Can you retype every record below exactly as written?

▸ Records:
******
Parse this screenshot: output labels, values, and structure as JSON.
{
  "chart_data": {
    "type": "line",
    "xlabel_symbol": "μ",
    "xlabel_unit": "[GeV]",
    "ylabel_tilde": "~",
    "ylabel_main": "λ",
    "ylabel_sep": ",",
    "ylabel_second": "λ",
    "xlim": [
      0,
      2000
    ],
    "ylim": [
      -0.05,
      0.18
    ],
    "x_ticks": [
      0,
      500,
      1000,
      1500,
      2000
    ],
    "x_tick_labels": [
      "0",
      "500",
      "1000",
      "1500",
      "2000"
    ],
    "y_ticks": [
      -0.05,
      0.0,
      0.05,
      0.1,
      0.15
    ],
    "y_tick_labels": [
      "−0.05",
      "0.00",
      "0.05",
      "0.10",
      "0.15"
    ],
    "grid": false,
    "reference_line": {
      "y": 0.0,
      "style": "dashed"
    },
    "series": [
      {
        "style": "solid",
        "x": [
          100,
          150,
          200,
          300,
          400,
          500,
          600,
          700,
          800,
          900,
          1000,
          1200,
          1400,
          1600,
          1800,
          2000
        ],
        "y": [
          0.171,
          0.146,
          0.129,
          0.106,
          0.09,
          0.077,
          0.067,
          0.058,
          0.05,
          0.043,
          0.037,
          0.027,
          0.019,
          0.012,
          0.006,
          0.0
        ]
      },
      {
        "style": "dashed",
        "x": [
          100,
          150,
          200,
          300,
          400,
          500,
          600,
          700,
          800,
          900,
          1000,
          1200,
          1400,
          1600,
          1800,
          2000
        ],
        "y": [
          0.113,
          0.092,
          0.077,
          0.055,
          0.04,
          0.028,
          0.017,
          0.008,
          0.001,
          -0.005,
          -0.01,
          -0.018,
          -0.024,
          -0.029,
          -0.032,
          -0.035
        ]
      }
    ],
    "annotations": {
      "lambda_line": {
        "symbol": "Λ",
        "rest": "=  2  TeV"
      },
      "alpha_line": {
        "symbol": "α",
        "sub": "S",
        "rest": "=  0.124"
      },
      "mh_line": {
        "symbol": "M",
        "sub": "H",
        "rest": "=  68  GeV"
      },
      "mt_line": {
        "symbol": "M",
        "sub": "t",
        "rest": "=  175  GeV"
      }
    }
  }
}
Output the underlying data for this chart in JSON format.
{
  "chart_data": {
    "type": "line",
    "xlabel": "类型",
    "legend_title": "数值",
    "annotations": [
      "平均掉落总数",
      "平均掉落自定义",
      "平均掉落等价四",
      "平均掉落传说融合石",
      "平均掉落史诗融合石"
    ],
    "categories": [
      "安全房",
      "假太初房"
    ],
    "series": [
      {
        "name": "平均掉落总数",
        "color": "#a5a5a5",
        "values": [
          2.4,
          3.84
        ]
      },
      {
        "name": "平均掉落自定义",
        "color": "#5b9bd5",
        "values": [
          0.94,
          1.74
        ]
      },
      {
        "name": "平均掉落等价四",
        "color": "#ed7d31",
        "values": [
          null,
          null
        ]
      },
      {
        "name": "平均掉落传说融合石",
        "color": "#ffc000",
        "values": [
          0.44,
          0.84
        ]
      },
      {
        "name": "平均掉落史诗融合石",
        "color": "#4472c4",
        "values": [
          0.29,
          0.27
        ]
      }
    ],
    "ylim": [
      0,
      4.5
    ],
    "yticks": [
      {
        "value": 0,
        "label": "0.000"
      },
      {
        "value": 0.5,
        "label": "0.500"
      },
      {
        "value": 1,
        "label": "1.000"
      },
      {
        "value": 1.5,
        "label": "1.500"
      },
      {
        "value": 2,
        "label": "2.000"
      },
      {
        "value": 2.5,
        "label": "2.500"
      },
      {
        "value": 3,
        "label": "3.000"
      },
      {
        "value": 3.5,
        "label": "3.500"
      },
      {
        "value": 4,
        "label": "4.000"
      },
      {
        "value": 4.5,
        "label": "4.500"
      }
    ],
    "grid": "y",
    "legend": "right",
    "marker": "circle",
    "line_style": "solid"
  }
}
******
▸ Solution to this exercise:
Parse this screenshot: output labels, values, and structure as JSON.
{
  "chart_data": {
    "type": "line",
    "xlabel_symbol": "μ",
    "xlabel_unit": "[GeV]",
    "ylabel_tilde": "~",
    "ylabel_main": "λ",
    "ylabel_sep": ",",
    "ylabel_second": "λ",
    "xlim": [
      0,
      2000
    ],
    "ylim": [
      -0.05,
      0.18
    ],
    "x_ticks": [
      0,
      500,
      1000,
      1500,
      2000
    ],
    "x_tick_labels": [
      "0",
      "500",
      "1000",
      "1500",
      "2000"
    ],
    "y_ticks": [
      -0.05,
      0.0,
      0.05,
      0.1,
      0.15
    ],
    "y_tick_labels": [
      "−0.05",
      "0.00",
      "0.05",
      "0.10",
      "0.15"
    ],
    "grid": false,
    "reference_line": {
      "y": 0.0,
      "style": "dashed"
    },
    "series": [
      {
        "style": "solid",
        "x": [
          100,
          150,
          200,
          300,
          400,
          500,
          600,
          700,
          800,
          900,
          1000,
          1200,
          1400,
          1600,
          1800,
          2000
        ],
        "y": [
          0.171,
          0.146,
          0.129,
          0.106,
          0.09,
          0.077,
          0.067,
          0.058,
          0.05,
          0.043,
          0.037,
          0.027,
          0.019,
          0.012,
          0.006,
          0.0
        ]
      },
      {
        "style": "dashed",
        "x": [
          100,
          150,
          200,
          300,
          400,
          500,
          600,
          700,
          800,
          900,
          1000,
          1200,
          1400,
          1600,
          1800,
          2000
        ],
        "y": [
          0.113,
          0.092,
          0.077,
          0.055,
          0.04,
          0.028,
          0.017,
          0.008,
          0.001,
          -0.005,
          -0.01,
          -0.018,
          -0.024,
          -0.029,
          -0.032,
          -0.035
        ]
      }
    ],
    "annotations": {
      "lambda_line": {
        "symbol": "Λ",
        "rest": "=  2  TeV"
      },
      "alpha_line": {
        "symbol": "α",
        "sub": "S",
        "rest": "=  0.124"
      },
      "mh_line": {
        "symbol": "M",
        "sub": "H",
        "rest": "=  68  GeV"
      },
      "mt_line": {
        "symbol": "M",
        "sub": "t",
        "rest": "=  175  GeV"
      }
    }
  }
}
Output the underlying data for this chart in JSON format.
{
  "chart_data": {
    "type": "line",
    "xlabel": "类型",
    "legend_title": "数值",
    "annotations": [
      "平均掉落总数",
      "平均掉落自定义",
      "平均掉落等价四",
      "平均掉落传说融合石",
      "平均掉落史诗融合石"
    ],
    "categories": [
      "安全房",
      "假太初房"
    ],
    "series": [
      {
        "name": "平均掉落总数",
        "color": "#a5a5a5",
        "values": [
          2.4,
          3.84
        ]
      },
      {
        "name": "平均掉落自定义",
        "color": "#5b9bd5",
        "values": [
          0.94,
          1.74
        ]
      },
      {
        "name": "平均掉落等价四",
        "color": "#ed7d31",
        "values": [
          null,
          null
        ]
      },
      {
        "name": "平均掉落传说融合石",
        "color": "#ffc000",
        "values": [
          0.44,
          0.84
        ]
      },
      {
        "name": "平均掉落史诗融合石",
        "color": "#4472c4",
        "values": [
          0.29,
          0.27
        ]
      }
    ],
    "ylim": [
      0,
      4.5
    ],
    "yticks": [
      {
        "value": 0,
        "label": "0.000"
      },
      {
        "value": 0.5,
        "label": "0.500"
      },
      {
        "value": 1,
        "label": "1.000"
      },
      {
        "value": 1.5,
        "label": "1.500"
      },
      {
        "value": 2,
        "label": "2.000"
      },
      {
        "value": 2.5,
        "label": "2.500"
      },
      {
        "value": 3,
        "label": "3.000"
      },
      {
        "value": 3.5,
        "label": "3.500"
      },
      {
        "value": 4,
        "label": "4.000"
      },
      {
        "value": 4.5,
        "label": "4.500"
      }
    ],
    "grid": "y",
    "legend": "right",
    "marker": "circle",
    "line_style": "solid"
  }
}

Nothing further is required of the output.